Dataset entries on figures

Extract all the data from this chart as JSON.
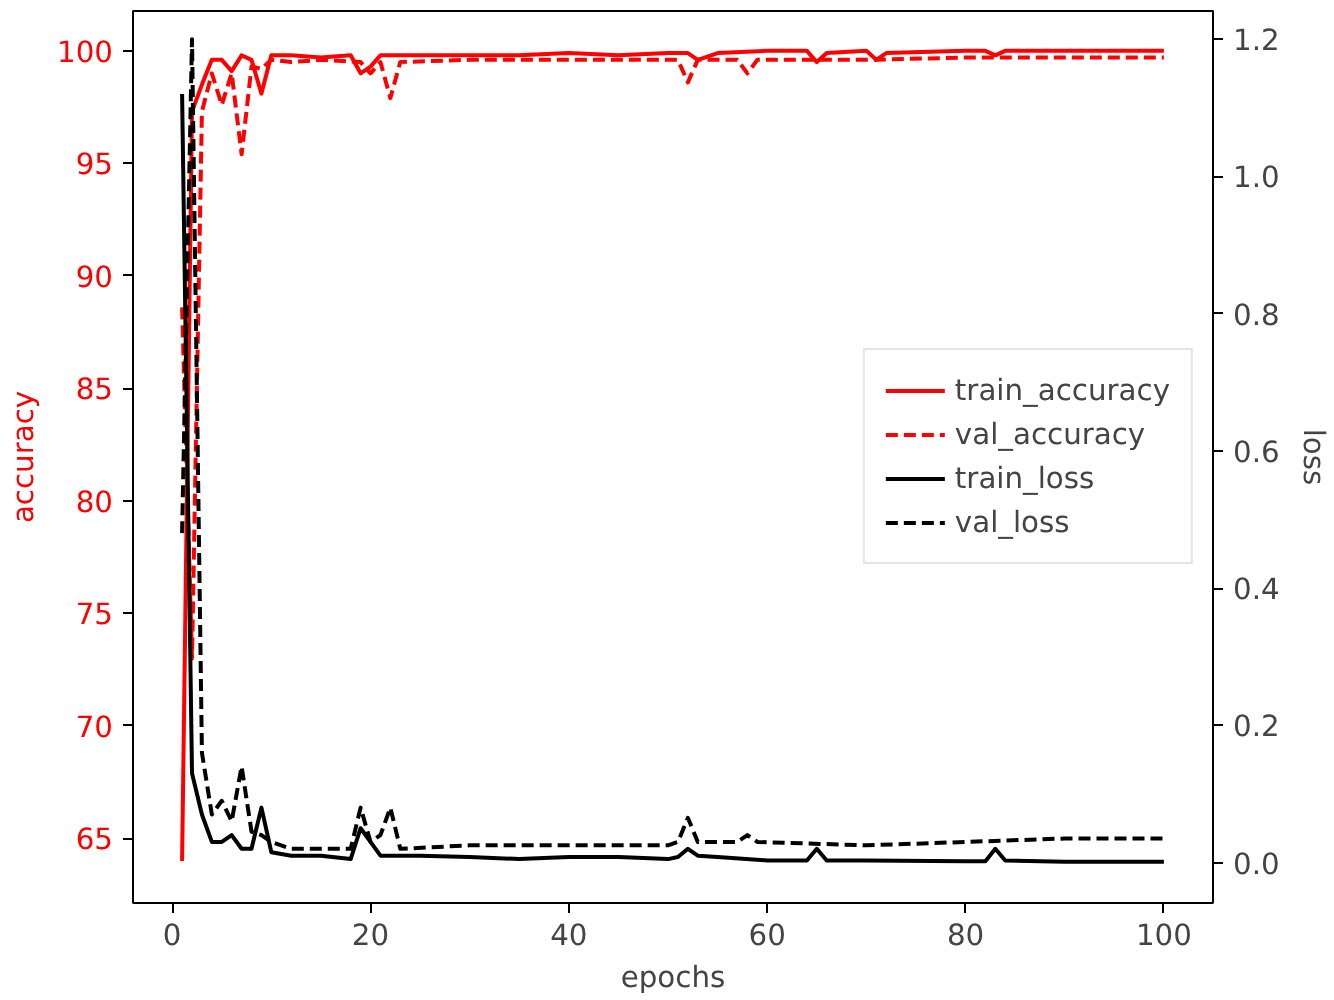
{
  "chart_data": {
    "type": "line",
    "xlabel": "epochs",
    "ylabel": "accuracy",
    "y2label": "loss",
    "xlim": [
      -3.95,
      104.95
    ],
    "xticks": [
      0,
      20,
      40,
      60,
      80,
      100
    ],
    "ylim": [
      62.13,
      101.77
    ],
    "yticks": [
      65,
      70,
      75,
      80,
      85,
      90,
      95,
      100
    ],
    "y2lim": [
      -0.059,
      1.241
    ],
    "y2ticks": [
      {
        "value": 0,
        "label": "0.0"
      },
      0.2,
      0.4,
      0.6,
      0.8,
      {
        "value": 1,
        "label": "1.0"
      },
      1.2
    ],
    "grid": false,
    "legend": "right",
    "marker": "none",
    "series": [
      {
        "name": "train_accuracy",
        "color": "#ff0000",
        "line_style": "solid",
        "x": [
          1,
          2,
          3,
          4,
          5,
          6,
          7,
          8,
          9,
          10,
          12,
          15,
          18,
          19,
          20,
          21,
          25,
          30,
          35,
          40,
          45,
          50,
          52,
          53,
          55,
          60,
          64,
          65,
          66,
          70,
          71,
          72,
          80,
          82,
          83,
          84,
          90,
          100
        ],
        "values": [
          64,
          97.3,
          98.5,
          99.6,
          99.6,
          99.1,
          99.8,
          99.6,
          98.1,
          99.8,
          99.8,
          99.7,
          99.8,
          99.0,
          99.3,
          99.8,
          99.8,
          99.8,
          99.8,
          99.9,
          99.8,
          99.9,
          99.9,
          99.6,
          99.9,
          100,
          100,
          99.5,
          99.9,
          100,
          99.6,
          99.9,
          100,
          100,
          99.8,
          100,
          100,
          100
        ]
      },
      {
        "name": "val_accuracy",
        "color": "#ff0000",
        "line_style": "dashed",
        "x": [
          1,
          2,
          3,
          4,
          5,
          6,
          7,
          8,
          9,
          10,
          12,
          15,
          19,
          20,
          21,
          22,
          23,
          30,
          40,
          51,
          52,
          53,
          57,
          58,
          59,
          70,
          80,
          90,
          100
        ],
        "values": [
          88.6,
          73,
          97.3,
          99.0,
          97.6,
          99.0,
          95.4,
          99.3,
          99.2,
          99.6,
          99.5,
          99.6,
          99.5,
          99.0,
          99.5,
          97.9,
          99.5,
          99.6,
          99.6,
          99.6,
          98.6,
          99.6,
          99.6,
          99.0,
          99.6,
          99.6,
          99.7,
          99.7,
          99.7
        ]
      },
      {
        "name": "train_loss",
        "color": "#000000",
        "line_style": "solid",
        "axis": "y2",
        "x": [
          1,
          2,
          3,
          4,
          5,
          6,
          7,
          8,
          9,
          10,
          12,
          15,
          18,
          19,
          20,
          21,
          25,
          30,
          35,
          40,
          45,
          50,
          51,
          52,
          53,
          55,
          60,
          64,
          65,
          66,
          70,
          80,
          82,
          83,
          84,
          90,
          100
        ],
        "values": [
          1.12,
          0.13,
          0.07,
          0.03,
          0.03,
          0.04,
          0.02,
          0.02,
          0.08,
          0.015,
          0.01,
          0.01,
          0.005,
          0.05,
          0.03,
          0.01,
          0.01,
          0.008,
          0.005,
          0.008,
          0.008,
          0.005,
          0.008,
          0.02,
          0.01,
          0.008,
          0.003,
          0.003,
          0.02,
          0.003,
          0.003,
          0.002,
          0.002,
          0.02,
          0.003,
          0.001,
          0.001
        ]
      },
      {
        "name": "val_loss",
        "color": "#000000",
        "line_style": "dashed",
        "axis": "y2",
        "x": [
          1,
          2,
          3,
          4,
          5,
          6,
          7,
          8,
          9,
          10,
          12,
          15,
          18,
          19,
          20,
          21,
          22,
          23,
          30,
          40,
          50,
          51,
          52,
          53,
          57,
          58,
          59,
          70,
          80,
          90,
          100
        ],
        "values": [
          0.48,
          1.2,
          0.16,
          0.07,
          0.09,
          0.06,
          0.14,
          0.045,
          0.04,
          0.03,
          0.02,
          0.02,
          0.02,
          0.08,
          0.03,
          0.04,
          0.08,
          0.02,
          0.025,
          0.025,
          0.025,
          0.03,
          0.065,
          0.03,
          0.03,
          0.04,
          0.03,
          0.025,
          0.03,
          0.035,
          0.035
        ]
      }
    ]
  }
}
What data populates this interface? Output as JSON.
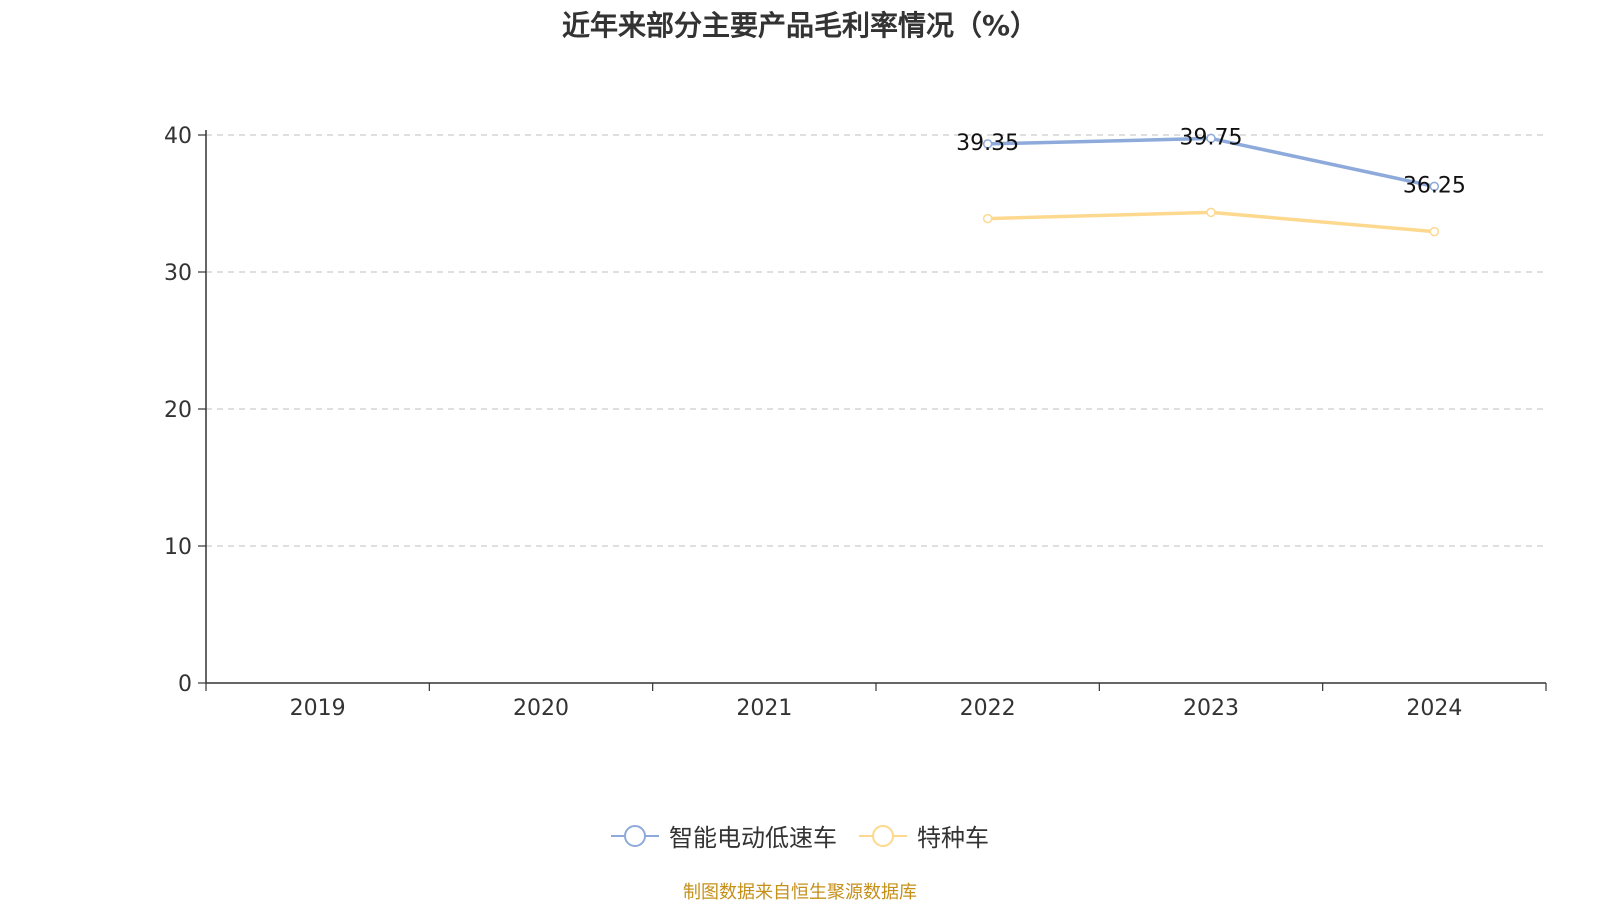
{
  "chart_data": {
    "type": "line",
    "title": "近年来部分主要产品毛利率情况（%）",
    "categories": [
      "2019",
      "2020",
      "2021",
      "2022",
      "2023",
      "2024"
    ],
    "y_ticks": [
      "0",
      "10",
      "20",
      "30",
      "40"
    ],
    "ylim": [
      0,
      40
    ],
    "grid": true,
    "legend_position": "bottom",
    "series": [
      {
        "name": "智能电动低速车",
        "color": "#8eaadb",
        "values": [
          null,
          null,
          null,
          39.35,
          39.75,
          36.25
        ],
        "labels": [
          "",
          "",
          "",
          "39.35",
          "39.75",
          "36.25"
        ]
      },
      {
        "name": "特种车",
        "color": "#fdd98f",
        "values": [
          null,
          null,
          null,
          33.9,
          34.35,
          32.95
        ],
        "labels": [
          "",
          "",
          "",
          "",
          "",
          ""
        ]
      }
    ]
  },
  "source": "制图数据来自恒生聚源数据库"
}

_What to do_.
Omit the pictures and restate the rest of the records verbatim.

_Answer to this task_.
Extract all the data from this chart as JSON.
{
  "chart_data": {
    "type": "line",
    "xlabel": "epochs",
    "ylabel": "accuracy",
    "y2label": "loss",
    "xlim": [
      -3.95,
      104.95
    ],
    "xticks": [
      0,
      20,
      40,
      60,
      80,
      100
    ],
    "ylim": [
      62.13,
      101.77
    ],
    "yticks": [
      65,
      70,
      75,
      80,
      85,
      90,
      95,
      100
    ],
    "y2lim": [
      -0.059,
      1.241
    ],
    "y2ticks": [
      {
        "value": 0,
        "label": "0.0"
      },
      0.2,
      0.4,
      0.6,
      0.8,
      {
        "value": 1,
        "label": "1.0"
      },
      1.2
    ],
    "grid": false,
    "legend": "right",
    "marker": "none",
    "series": [
      {
        "name": "train_accuracy",
        "color": "#ff0000",
        "line_style": "solid",
        "x": [
          1,
          2,
          3,
          4,
          5,
          6,
          7,
          8,
          9,
          10,
          12,
          15,
          18,
          19,
          20,
          21,
          25,
          30,
          35,
          40,
          45,
          50,
          52,
          53,
          55,
          60,
          64,
          65,
          66,
          70,
          71,
          72,
          80,
          82,
          83,
          84,
          90,
          100
        ],
        "values": [
          64,
          97.3,
          98.5,
          99.6,
          99.6,
          99.1,
          99.8,
          99.6,
          98.1,
          99.8,
          99.8,
          99.7,
          99.8,
          99.0,
          99.3,
          99.8,
          99.8,
          99.8,
          99.8,
          99.9,
          99.8,
          99.9,
          99.9,
          99.6,
          99.9,
          100,
          100,
          99.5,
          99.9,
          100,
          99.6,
          99.9,
          100,
          100,
          99.8,
          100,
          100,
          100
        ]
      },
      {
        "name": "val_accuracy",
        "color": "#ff0000",
        "line_style": "dashed",
        "x": [
          1,
          2,
          3,
          4,
          5,
          6,
          7,
          8,
          9,
          10,
          12,
          15,
          19,
          20,
          21,
          22,
          23,
          30,
          40,
          51,
          52,
          53,
          57,
          58,
          59,
          70,
          80,
          90,
          100
        ],
        "values": [
          88.6,
          73,
          97.3,
          99.0,
          97.6,
          99.0,
          95.4,
          99.3,
          99.2,
          99.6,
          99.5,
          99.6,
          99.5,
          99.0,
          99.5,
          97.9,
          99.5,
          99.6,
          99.6,
          99.6,
          98.6,
          99.6,
          99.6,
          99.0,
          99.6,
          99.6,
          99.7,
          99.7,
          99.7
        ]
      },
      {
        "name": "train_loss",
        "color": "#000000",
        "line_style": "solid",
        "axis": "y2",
        "x": [
          1,
          2,
          3,
          4,
          5,
          6,
          7,
          8,
          9,
          10,
          12,
          15,
          18,
          19,
          20,
          21,
          25,
          30,
          35,
          40,
          45,
          50,
          51,
          52,
          53,
          55,
          60,
          64,
          65,
          66,
          70,
          80,
          82,
          83,
          84,
          90,
          100
        ],
        "values": [
          1.12,
          0.13,
          0.07,
          0.03,
          0.03,
          0.04,
          0.02,
          0.02,
          0.08,
          0.015,
          0.01,
          0.01,
          0.005,
          0.05,
          0.03,
          0.01,
          0.01,
          0.008,
          0.005,
          0.008,
          0.008,
          0.005,
          0.008,
          0.02,
          0.01,
          0.008,
          0.003,
          0.003,
          0.02,
          0.003,
          0.003,
          0.002,
          0.002,
          0.02,
          0.003,
          0.001,
          0.001
        ]
      },
      {
        "name": "val_loss",
        "color": "#000000",
        "line_style": "dashed",
        "axis": "y2",
        "x": [
          1,
          2,
          3,
          4,
          5,
          6,
          7,
          8,
          9,
          10,
          12,
          15,
          18,
          19,
          20,
          21,
          22,
          23,
          30,
          40,
          50,
          51,
          52,
          53,
          57,
          58,
          59,
          70,
          80,
          90,
          100
        ],
        "values": [
          0.48,
          1.2,
          0.16,
          0.07,
          0.09,
          0.06,
          0.14,
          0.045,
          0.04,
          0.03,
          0.02,
          0.02,
          0.02,
          0.08,
          0.03,
          0.04,
          0.08,
          0.02,
          0.025,
          0.025,
          0.025,
          0.03,
          0.065,
          0.03,
          0.03,
          0.04,
          0.03,
          0.025,
          0.03,
          0.035,
          0.035
        ]
      }
    ]
  }
}
What data populates this interface? Output as JSON.
{
  "chart_data": {
    "type": "line",
    "title": "近年来部分主要产品毛利率情况（%）",
    "categories": [
      "2019",
      "2020",
      "2021",
      "2022",
      "2023",
      "2024"
    ],
    "y_ticks": [
      "0",
      "10",
      "20",
      "30",
      "40"
    ],
    "ylim": [
      0,
      40
    ],
    "grid": true,
    "legend_position": "bottom",
    "series": [
      {
        "name": "智能电动低速车",
        "color": "#8eaadb",
        "values": [
          null,
          null,
          null,
          39.35,
          39.75,
          36.25
        ],
        "labels": [
          "",
          "",
          "",
          "39.35",
          "39.75",
          "36.25"
        ]
      },
      {
        "name": "特种车",
        "color": "#fdd98f",
        "values": [
          null,
          null,
          null,
          33.9,
          34.35,
          32.95
        ],
        "labels": [
          "",
          "",
          "",
          "",
          "",
          ""
        ]
      }
    ]
  },
  "source": "制图数据来自恒生聚源数据库"
}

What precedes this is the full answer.